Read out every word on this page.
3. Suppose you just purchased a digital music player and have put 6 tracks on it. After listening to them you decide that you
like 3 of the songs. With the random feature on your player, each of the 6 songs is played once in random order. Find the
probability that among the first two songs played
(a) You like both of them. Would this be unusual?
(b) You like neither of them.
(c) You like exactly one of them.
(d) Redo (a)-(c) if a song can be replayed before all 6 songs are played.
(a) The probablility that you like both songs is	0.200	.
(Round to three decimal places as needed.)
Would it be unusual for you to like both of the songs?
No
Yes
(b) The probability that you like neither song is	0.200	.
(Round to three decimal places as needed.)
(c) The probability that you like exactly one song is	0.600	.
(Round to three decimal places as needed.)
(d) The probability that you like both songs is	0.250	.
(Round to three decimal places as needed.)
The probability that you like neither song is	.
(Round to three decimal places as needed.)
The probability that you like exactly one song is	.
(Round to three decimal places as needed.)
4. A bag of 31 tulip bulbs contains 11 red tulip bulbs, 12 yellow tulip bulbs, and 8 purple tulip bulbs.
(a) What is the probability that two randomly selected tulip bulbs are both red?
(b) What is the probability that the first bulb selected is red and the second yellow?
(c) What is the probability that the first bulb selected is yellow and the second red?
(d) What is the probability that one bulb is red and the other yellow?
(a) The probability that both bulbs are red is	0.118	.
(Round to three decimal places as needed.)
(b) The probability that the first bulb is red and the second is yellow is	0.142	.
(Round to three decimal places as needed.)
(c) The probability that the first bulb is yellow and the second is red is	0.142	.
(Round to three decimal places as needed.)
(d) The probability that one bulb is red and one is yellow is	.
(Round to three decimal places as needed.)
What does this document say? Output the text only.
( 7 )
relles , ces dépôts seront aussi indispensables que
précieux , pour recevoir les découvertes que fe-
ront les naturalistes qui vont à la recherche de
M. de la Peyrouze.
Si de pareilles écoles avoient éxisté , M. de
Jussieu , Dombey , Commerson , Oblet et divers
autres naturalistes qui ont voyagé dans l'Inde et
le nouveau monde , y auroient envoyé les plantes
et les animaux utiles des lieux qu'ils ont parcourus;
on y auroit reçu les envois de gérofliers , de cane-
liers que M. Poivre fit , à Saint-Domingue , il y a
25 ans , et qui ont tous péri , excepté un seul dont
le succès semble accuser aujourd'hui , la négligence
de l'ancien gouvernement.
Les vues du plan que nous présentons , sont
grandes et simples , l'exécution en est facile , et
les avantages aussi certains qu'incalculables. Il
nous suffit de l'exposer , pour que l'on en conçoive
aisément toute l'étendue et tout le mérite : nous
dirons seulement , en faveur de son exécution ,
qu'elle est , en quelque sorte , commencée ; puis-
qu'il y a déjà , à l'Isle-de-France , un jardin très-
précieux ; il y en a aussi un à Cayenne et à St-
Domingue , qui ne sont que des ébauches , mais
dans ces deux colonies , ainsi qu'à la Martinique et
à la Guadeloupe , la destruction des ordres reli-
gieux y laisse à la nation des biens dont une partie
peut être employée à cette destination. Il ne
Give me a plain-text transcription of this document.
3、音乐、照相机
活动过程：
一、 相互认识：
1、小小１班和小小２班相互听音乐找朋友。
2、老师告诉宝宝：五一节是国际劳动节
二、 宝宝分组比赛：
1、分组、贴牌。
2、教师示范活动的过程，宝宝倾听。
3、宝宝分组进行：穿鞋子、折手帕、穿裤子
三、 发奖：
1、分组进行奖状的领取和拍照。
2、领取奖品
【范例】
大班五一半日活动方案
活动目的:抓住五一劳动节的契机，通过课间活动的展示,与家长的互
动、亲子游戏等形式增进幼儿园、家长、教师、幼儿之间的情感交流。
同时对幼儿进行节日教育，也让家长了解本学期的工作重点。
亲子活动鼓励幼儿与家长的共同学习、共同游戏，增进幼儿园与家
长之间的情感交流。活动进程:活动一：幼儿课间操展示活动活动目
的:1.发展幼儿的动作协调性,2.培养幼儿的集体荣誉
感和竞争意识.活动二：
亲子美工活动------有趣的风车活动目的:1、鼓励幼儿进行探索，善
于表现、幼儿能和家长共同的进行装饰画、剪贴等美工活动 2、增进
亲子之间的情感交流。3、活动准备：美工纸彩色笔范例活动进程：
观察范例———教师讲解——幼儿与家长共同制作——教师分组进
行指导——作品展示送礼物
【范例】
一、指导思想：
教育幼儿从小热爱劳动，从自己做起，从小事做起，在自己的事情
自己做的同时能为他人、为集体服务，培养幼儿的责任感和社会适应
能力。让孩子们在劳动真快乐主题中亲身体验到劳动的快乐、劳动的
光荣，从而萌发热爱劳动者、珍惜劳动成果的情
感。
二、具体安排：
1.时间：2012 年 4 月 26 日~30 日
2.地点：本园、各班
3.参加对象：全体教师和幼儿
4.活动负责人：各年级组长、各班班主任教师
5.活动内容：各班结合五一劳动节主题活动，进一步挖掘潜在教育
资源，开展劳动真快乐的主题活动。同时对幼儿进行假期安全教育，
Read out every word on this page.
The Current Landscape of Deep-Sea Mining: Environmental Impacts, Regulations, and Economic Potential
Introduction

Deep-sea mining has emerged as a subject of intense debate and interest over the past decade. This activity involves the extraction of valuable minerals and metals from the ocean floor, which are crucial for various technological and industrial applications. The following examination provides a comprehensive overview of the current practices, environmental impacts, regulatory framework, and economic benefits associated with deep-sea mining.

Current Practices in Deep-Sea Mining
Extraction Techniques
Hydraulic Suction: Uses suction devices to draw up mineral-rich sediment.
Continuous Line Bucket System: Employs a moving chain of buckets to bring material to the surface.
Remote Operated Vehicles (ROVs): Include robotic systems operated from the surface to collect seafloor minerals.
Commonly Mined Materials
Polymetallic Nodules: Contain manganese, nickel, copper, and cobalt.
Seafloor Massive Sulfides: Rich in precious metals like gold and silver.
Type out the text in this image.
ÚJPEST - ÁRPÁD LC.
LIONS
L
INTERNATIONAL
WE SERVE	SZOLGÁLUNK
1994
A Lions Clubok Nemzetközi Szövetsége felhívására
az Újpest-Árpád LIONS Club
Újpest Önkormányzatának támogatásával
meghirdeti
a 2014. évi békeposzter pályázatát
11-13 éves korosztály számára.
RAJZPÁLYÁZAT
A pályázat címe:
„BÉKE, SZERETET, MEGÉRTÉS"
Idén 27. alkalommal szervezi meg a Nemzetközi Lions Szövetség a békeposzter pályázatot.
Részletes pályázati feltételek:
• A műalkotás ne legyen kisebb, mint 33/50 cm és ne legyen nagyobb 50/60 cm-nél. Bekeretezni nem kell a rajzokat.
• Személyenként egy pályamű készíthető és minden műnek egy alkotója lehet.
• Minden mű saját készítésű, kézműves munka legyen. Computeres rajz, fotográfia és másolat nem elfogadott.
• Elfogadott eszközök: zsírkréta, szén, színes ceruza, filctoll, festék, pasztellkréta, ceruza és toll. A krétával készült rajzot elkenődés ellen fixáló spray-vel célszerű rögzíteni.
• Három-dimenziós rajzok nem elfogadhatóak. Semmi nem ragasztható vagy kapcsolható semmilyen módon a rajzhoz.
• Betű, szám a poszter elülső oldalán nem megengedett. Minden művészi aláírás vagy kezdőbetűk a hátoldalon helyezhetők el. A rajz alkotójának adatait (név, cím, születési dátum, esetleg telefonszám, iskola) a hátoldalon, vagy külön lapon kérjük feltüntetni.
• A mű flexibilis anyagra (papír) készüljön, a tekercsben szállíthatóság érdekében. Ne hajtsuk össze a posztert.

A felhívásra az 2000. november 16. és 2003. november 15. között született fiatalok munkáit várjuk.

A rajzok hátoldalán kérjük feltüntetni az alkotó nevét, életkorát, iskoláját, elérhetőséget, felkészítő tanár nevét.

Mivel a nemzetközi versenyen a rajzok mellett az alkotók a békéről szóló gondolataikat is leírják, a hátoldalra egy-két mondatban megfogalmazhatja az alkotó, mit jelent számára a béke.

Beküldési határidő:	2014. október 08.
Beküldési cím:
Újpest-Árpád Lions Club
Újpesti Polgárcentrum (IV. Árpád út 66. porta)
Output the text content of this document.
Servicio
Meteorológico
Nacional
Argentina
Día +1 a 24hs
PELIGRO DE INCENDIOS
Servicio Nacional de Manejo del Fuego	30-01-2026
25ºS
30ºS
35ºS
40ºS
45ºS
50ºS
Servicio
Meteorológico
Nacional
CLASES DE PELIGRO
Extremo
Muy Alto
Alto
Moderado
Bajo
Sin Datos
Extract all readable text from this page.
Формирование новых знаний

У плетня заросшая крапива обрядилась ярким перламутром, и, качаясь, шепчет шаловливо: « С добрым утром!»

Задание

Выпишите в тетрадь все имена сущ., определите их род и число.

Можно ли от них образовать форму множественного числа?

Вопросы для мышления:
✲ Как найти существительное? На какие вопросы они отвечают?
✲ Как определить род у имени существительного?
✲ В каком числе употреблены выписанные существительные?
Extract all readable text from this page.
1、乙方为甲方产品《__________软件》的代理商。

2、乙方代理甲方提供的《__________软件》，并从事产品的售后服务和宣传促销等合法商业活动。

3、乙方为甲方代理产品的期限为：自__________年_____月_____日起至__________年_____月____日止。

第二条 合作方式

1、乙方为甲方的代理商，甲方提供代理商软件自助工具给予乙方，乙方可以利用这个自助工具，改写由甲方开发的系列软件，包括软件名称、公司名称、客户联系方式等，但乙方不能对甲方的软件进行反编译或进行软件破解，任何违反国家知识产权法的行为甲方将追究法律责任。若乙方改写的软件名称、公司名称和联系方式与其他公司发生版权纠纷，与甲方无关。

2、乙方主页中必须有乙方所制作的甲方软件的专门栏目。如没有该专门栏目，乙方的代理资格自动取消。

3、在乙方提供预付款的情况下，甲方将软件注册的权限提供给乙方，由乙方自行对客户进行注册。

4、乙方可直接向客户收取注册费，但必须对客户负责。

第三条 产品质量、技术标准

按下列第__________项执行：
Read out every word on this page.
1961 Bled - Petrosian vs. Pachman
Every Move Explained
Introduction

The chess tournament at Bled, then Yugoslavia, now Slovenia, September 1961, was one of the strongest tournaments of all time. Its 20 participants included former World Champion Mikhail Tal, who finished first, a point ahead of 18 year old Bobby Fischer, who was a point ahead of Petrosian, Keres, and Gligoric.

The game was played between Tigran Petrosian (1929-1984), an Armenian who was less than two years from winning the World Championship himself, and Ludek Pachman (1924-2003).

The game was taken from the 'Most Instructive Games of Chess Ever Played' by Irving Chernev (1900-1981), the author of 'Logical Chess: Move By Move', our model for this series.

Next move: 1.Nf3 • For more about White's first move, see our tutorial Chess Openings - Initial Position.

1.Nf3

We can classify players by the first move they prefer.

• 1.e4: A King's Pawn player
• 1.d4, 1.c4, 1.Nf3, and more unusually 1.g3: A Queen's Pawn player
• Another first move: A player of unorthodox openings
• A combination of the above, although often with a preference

### Exercise description
Using the material above, work out how many lines contain the string "Pawn". Give that number alone.

### Written solution
2